PROBLEM:
Only the number is needed: how many lines of the records include "expenditures"?
— START PROVIDED MATERIAL —
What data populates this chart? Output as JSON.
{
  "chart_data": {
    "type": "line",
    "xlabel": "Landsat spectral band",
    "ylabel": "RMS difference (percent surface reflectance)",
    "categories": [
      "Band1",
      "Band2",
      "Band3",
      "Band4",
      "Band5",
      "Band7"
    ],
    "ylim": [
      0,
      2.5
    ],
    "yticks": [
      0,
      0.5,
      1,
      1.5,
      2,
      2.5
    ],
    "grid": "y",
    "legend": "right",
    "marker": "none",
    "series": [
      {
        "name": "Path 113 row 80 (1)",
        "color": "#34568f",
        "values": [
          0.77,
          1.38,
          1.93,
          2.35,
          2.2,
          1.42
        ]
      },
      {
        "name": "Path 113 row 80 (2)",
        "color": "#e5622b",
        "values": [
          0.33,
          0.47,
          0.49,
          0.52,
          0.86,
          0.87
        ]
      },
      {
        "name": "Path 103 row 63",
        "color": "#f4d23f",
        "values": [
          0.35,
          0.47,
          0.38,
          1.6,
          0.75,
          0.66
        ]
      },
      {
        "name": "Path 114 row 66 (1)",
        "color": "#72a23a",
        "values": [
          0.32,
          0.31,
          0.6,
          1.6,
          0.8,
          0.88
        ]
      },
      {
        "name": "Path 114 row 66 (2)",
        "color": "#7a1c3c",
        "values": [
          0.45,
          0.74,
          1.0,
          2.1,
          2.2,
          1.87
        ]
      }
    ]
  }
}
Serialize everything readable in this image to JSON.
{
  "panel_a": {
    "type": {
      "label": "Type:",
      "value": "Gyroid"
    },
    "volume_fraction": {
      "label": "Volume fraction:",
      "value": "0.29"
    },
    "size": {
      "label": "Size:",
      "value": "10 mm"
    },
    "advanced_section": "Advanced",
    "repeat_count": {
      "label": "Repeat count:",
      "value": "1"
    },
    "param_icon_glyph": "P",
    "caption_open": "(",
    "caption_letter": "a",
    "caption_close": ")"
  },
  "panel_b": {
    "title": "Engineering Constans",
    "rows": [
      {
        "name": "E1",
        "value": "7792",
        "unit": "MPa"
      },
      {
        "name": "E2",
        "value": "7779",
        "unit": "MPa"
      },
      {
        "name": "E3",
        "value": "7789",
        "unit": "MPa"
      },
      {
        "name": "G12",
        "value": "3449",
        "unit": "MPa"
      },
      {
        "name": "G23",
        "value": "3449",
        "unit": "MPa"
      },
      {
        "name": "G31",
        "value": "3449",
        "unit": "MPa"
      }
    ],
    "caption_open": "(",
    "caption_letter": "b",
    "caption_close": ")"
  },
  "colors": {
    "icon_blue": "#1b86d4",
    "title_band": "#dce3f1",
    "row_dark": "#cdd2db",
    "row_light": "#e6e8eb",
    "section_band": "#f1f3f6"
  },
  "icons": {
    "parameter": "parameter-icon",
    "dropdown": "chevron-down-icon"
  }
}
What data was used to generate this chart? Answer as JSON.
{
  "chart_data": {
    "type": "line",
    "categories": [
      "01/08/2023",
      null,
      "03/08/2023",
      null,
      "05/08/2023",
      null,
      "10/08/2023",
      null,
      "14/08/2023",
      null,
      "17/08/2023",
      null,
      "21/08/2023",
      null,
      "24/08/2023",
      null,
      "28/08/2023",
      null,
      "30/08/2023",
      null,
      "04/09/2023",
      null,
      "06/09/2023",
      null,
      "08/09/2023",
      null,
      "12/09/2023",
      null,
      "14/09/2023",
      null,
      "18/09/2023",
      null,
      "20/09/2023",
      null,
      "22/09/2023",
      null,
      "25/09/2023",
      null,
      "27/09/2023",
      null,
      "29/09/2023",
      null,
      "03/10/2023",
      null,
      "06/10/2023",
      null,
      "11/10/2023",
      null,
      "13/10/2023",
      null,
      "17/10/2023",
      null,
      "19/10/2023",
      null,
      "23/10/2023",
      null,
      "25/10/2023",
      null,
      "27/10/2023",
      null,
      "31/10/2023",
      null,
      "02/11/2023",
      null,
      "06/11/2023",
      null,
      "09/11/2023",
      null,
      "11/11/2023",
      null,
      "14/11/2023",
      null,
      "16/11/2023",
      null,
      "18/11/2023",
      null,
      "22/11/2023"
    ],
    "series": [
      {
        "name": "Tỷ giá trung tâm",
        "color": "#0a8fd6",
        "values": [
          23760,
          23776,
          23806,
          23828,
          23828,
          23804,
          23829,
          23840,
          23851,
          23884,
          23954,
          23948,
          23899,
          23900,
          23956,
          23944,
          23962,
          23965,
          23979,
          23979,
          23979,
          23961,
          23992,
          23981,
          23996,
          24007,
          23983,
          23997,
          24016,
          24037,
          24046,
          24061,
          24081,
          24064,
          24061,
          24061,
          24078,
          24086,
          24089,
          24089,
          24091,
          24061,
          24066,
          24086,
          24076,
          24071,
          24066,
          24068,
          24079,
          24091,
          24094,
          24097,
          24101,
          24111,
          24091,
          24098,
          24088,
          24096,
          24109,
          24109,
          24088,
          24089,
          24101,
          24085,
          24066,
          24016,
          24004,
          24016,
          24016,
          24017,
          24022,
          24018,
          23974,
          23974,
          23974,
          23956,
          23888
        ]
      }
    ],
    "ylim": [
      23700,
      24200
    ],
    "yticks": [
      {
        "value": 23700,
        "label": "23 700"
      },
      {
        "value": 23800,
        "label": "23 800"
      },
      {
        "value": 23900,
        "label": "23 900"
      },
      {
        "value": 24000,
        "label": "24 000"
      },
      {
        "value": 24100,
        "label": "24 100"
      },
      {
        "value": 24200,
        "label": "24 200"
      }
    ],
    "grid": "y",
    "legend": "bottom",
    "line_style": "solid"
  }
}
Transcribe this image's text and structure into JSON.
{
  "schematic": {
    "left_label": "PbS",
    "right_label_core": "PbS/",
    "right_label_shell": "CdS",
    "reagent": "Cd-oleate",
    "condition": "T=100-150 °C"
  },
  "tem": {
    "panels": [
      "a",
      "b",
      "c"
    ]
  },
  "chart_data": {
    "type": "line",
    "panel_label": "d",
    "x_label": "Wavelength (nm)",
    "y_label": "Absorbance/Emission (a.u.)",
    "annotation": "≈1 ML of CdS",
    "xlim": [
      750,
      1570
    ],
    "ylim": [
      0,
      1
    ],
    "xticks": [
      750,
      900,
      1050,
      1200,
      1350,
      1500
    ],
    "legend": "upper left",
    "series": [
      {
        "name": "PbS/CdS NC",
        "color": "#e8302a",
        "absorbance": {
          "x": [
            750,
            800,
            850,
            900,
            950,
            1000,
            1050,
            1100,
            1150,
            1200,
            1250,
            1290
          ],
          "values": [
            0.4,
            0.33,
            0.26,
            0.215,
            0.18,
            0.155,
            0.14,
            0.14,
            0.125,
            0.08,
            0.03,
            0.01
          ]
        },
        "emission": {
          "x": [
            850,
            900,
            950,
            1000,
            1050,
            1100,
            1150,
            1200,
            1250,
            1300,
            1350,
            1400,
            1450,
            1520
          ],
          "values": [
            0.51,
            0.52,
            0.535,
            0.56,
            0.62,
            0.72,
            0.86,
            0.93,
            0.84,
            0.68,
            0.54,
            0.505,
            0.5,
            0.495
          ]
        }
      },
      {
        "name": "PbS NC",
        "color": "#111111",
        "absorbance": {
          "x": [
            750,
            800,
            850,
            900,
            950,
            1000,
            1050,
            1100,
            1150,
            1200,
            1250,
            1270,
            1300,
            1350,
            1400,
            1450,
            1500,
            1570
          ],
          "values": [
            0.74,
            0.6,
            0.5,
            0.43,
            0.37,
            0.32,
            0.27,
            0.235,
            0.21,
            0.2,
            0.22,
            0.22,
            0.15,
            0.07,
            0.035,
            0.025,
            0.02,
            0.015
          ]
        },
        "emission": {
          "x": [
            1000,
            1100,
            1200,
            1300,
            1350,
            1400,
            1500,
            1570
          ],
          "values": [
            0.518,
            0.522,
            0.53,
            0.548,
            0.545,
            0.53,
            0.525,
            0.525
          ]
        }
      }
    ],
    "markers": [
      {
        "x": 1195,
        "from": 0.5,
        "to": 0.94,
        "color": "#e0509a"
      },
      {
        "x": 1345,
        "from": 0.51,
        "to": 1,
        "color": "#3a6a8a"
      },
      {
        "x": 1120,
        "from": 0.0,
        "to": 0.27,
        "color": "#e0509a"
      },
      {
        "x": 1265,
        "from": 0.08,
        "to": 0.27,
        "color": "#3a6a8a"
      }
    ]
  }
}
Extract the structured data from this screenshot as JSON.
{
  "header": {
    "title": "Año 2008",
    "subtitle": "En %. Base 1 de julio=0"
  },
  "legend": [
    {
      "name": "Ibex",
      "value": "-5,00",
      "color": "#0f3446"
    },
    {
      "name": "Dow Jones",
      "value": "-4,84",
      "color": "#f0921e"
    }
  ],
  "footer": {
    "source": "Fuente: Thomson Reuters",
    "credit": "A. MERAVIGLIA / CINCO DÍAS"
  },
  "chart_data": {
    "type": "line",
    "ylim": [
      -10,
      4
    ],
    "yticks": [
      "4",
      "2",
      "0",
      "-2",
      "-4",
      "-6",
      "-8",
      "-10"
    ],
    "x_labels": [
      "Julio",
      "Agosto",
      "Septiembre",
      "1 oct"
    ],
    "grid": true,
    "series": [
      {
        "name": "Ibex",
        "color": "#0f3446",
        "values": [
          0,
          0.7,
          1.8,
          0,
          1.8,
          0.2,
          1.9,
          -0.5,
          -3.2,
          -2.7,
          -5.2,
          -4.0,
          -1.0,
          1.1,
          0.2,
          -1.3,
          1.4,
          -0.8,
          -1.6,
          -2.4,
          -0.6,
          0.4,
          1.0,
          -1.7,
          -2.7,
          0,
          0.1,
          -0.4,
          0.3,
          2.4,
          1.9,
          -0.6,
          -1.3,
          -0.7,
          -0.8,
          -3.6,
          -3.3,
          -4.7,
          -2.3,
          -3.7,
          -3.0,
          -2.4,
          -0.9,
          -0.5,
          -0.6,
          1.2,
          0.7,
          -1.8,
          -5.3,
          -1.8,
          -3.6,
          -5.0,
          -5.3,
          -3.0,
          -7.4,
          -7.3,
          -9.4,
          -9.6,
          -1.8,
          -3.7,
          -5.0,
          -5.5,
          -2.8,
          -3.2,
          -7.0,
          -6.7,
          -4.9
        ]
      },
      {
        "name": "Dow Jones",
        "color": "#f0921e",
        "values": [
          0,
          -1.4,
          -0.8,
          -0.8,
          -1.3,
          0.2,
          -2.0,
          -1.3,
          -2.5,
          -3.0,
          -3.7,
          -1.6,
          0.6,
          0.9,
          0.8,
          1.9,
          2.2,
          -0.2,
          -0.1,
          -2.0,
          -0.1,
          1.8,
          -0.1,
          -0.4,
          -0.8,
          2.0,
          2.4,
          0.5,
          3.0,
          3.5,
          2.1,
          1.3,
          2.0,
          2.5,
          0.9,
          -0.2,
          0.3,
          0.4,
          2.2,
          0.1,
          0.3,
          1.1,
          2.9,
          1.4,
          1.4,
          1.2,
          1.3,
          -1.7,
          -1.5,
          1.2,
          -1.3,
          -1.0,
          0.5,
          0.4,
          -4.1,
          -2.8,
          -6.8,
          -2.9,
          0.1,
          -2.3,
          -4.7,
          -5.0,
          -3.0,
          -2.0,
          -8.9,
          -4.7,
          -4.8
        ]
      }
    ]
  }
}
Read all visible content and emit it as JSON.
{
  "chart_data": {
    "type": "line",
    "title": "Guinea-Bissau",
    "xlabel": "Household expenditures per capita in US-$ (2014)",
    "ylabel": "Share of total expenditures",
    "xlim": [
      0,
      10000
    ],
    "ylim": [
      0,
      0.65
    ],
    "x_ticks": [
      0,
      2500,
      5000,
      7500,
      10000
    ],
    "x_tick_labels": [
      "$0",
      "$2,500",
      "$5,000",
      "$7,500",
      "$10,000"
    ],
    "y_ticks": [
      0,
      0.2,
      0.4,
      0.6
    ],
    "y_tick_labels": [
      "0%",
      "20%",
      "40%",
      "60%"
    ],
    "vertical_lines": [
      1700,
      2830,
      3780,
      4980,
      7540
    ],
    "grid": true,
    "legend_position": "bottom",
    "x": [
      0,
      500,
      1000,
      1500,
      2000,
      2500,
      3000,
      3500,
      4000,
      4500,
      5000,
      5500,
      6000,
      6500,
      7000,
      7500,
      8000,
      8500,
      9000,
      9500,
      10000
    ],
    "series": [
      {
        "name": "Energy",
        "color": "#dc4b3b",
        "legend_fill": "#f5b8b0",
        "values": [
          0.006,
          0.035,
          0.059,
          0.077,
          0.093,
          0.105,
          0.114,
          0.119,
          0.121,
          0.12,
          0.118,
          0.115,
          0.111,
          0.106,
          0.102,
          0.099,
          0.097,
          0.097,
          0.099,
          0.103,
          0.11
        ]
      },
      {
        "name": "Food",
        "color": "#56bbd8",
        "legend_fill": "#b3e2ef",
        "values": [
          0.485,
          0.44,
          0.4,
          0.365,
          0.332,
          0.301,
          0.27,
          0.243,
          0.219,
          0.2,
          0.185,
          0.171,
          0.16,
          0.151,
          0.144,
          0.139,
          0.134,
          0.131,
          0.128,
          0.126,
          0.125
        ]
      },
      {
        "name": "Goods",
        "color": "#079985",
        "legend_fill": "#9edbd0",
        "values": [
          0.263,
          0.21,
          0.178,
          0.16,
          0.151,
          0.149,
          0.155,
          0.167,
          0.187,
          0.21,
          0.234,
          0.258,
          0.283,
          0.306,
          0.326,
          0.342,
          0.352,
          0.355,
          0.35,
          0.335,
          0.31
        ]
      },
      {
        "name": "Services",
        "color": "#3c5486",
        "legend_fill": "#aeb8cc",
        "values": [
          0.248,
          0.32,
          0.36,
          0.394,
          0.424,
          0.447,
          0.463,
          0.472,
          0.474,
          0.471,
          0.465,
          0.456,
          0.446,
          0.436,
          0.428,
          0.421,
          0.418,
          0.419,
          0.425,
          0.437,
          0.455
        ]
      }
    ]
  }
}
— END PROVIDED MATERIAL —
WRITTEN SOLUTION:
2